SUPPLIED ENTRIES.
↓

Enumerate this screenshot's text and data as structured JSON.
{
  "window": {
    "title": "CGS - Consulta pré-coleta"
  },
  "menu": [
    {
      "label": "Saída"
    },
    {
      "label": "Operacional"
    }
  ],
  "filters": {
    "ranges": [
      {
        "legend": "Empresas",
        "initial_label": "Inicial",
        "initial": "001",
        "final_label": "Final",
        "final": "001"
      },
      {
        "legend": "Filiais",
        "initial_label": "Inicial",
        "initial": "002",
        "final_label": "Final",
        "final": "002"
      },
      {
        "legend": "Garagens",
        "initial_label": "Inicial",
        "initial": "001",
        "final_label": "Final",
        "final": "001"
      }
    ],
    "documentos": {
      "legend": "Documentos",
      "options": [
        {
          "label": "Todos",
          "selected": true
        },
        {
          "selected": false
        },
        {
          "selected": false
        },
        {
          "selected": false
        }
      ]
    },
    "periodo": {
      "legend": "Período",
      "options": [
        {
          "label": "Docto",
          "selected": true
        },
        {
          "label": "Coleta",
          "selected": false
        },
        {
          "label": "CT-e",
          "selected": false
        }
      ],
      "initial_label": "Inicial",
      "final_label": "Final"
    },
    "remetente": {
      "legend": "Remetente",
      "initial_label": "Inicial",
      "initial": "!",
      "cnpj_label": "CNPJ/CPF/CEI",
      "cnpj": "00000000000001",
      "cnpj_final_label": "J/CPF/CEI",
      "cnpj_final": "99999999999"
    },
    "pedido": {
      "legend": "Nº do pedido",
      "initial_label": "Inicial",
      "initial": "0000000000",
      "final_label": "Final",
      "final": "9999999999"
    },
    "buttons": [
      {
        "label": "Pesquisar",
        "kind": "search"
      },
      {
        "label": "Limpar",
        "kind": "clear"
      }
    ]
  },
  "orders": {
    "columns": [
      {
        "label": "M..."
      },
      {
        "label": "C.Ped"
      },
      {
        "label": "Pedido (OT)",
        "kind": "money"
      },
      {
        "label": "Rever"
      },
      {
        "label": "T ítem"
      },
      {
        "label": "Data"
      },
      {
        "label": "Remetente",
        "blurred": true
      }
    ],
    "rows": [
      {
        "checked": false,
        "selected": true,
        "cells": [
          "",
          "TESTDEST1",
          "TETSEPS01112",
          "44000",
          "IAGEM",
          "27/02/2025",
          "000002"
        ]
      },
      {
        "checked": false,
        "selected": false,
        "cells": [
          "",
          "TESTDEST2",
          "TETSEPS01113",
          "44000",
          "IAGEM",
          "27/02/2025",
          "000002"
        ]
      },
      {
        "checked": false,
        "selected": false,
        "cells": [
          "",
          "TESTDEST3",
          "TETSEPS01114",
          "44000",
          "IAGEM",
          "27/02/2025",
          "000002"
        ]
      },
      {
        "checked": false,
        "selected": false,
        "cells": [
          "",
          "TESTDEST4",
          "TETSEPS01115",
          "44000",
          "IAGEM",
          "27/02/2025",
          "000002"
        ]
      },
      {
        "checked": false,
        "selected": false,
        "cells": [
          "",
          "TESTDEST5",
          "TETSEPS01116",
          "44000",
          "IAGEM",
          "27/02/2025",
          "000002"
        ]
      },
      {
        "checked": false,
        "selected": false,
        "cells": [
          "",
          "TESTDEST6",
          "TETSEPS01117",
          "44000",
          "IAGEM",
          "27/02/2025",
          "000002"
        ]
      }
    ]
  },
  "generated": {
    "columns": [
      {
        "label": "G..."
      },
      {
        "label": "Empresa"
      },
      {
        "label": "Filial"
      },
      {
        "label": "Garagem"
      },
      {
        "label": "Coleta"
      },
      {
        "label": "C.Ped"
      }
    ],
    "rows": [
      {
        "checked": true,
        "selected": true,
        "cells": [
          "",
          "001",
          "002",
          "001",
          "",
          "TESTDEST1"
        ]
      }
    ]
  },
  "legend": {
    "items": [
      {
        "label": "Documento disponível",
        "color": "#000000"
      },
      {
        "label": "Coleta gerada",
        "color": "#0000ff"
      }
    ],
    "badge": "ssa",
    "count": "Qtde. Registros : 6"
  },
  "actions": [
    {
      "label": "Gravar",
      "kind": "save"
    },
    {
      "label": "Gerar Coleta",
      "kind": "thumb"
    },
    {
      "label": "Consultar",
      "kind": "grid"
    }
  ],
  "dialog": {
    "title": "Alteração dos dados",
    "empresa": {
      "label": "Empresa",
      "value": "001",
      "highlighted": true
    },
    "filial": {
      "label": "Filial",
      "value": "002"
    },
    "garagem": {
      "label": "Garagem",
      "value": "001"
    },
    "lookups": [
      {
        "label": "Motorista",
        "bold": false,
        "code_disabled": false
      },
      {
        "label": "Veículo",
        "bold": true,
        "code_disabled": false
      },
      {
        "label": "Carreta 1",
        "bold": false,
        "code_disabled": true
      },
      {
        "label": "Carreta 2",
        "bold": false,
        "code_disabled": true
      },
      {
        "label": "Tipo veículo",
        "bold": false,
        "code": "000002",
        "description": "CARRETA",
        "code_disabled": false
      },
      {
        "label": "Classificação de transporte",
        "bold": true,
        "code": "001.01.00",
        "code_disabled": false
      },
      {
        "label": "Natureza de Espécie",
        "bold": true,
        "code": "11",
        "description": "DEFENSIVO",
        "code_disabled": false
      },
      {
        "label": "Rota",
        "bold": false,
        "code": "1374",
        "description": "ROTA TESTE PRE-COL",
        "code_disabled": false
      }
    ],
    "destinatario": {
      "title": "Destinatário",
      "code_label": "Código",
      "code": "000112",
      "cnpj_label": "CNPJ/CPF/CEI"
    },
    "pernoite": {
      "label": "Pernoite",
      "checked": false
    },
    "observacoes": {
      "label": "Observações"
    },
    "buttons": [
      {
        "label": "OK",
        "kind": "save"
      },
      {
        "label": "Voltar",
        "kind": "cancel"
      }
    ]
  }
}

↑

PROBLEM TO SOLVE. Restate all of the entries above precisely.

ANSWER IN FULL.
Enumerate this screenshot's text and data as structured JSON.
{
  "window": {
    "title": "CGS - Consulta pré-coleta"
  },
  "menu": [
    {
      "label": "Saída"
    },
    {
      "label": "Operacional"
    }
  ],
  "filters": {
    "ranges": [
      {
        "legend": "Empresas",
        "initial_label": "Inicial",
        "initial": "001",
        "final_label": "Final",
        "final": "001"
      },
      {
        "legend": "Filiais",
        "initial_label": "Inicial",
        "initial": "002",
        "final_label": "Final",
        "final": "002"
      },
      {
        "legend": "Garagens",
        "initial_label": "Inicial",
        "initial": "001",
        "final_label": "Final",
        "final": "001"
      }
    ],
    "documentos": {
      "legend": "Documentos",
      "options": [
        {
          "label": "Todos",
          "selected": true
        },
        {
          "selected": false
        },
        {
          "selected": false
        },
        {
          "selected": false
        }
      ]
    },
    "periodo": {
      "legend": "Período",
      "options": [
        {
          "label": "Docto",
          "selected": true
        },
        {
          "label": "Coleta",
          "selected": false
        },
        {
          "label": "CT-e",
          "selected": false
        }
      ],
      "initial_label": "Inicial",
      "final_label": "Final"
    },
    "remetente": {
      "legend": "Remetente",
      "initial_label": "Inicial",
      "initial": "!",
      "cnpj_label": "CNPJ/CPF/CEI",
      "cnpj": "00000000000001",
      "cnpj_final_label": "J/CPF/CEI",
      "cnpj_final": "99999999999"
    },
    "pedido": {
      "legend": "Nº do pedido",
      "initial_label": "Inicial",
      "initial": "0000000000",
      "final_label": "Final",
      "final": "9999999999"
    },
    "buttons": [
      {
        "label": "Pesquisar",
        "kind": "search"
      },
      {
        "label": "Limpar",
        "kind": "clear"
      }
    ]
  },
  "orders": {
    "columns": [
      {
        "label": "M..."
      },
      {
        "label": "C.Ped"
      },
      {
        "label": "Pedido (OT)",
        "kind": "money"
      },
      {
        "label": "Rever"
      },
      {
        "label": "T ítem"
      },
      {
        "label": "Data"
      },
      {
        "label": "Remetente",
        "blurred": true
      }
    ],
    "rows": [
      {
        "checked": false,
        "selected": true,
        "cells": [
          "",
          "TESTDEST1",
          "TETSEPS01112",
          "44000",
          "IAGEM",
          "27/02/2025",
          "000002"
        ]
      },
      {
        "checked": false,
        "selected": false,
        "cells": [
          "",
          "TESTDEST2",
          "TETSEPS01113",
          "44000",
          "IAGEM",
          "27/02/2025",
          "000002"
        ]
      },
      {
        "checked": false,
        "selected": false,
        "cells": [
          "",
          "TESTDEST3",
          "TETSEPS01114",
          "44000",
          "IAGEM",
          "27/02/2025",
          "000002"
        ]
      },
      {
        "checked": false,
        "selected": false,
        "cells": [
          "",
          "TESTDEST4",
          "TETSEPS01115",
          "44000",
          "IAGEM",
          "27/02/2025",
          "000002"
        ]
      },
      {
        "checked": false,
        "selected": false,
        "cells": [
          "",
          "TESTDEST5",
          "TETSEPS01116",
          "44000",
          "IAGEM",
          "27/02/2025",
          "000002"
        ]
      },
      {
        "checked": false,
        "selected": false,
        "cells": [
          "",
          "TESTDEST6",
          "TETSEPS01117",
          "44000",
          "IAGEM",
          "27/02/2025",
          "000002"
        ]
      }
    ]
  },
  "generated": {
    "columns": [
      {
        "label": "G..."
      },
      {
        "label": "Empresa"
      },
      {
        "label": "Filial"
      },
      {
        "label": "Garagem"
      },
      {
        "label": "Coleta"
      },
      {
        "label": "C.Ped"
      }
    ],
    "rows": [
      {
        "checked": true,
        "selected": true,
        "cells": [
          "",
          "001",
          "002",
          "001",
          "",
          "TESTDEST1"
        ]
      }
    ]
  },
  "legend": {
    "items": [
      {
        "label": "Documento disponível",
        "color": "#000000"
      },
      {
        "label": "Coleta gerada",
        "color": "#0000ff"
      }
    ],
    "badge": "ssa",
    "count": "Qtde. Registros : 6"
  },
  "actions": [
    {
      "label": "Gravar",
      "kind": "save"
    },
    {
      "label": "Gerar Coleta",
      "kind": "thumb"
    },
    {
      "label": "Consultar",
      "kind": "grid"
    }
  ],
  "dialog": {
    "title": "Alteração dos dados",
    "empresa": {
      "label": "Empresa",
      "value": "001",
      "highlighted": true
    },
    "filial": {
      "label": "Filial",
      "value": "002"
    },
    "garagem": {
      "label": "Garagem",
      "value": "001"
    },
    "lookups": [
      {
        "label": "Motorista",
        "bold": false,
        "code_disabled": false
      },
      {
        "label": "Veículo",
        "bold": true,
        "code_disabled": false
      },
      {
        "label": "Carreta 1",
        "bold": false,
        "code_disabled": true
      },
      {
        "label": "Carreta 2",
        "bold": false,
        "code_disabled": true
      },
      {
        "label": "Tipo veículo",
        "bold": false,
        "code": "000002",
        "description": "CARRETA",
        "code_disabled": false
      },
      {
        "label": "Classificação de transporte",
        "bold": true,
        "code": "001.01.00",
        "code_disabled": false
      },
      {
        "label": "Natureza de Espécie",
        "bold": true,
        "code": "11",
        "description": "DEFENSIVO",
        "code_disabled": false
      },
      {
        "label": "Rota",
        "bold": false,
        "code": "1374",
        "description": "ROTA TESTE PRE-COL",
        "code_disabled": false
      }
    ],
    "destinatario": {
      "title": "Destinatário",
      "code_label": "Código",
      "code": "000112",
      "cnpj_label": "CNPJ/CPF/CEI"
    },
    "pernoite": {
      "label": "Pernoite",
      "checked": false
    },
    "observacoes": {
      "label": "Observações"
    },
    "buttons": [
      {
        "label": "OK",
        "kind": "save"
      },
      {
        "label": "Voltar",
        "kind": "cancel"
      }
    ]
  }
}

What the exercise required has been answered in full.